**Work to do**:
Find the lines with the string "года" and return them.

**Given information**:
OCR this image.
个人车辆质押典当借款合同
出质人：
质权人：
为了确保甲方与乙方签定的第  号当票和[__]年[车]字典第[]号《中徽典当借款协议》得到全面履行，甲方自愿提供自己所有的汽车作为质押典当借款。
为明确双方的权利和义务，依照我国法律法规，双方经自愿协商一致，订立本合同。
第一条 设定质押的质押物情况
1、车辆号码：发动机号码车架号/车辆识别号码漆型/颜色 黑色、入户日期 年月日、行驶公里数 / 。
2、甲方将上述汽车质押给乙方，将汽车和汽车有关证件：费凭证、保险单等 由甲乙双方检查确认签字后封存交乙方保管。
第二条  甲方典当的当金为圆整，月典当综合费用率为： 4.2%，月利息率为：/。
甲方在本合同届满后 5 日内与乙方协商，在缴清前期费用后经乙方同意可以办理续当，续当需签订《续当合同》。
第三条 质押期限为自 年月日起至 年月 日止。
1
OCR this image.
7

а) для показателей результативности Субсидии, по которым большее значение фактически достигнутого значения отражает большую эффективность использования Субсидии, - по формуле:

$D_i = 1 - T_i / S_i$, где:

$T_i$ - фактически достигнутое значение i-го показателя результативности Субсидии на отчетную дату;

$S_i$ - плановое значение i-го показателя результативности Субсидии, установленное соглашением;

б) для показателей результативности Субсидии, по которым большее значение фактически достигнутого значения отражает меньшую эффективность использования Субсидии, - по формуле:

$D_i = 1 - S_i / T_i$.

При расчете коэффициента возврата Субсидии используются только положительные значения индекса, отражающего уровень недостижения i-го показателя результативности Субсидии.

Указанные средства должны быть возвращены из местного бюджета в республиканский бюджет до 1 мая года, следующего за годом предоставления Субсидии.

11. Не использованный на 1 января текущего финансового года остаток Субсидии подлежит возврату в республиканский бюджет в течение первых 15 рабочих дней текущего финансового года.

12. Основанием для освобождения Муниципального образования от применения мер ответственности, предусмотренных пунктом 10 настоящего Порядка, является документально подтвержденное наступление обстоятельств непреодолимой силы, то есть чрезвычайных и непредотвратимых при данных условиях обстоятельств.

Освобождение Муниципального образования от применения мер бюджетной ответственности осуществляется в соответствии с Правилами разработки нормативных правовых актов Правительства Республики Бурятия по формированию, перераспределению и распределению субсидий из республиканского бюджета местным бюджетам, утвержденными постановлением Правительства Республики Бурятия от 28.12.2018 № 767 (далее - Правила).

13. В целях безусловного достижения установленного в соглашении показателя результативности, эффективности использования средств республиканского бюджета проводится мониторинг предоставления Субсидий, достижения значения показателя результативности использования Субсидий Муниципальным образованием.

**Final answer**:
Указанные средства должны быть возвращены из местного бюджета в республиканский бюджет до 1 мая года, следующего за годом предоставления Субсидии.
11. Не использованный на 1 января текущего финансового года остаток Субсидии подлежит возврату в республиканский бюджет в течение первых 15 рабочих дней текущего финансового года.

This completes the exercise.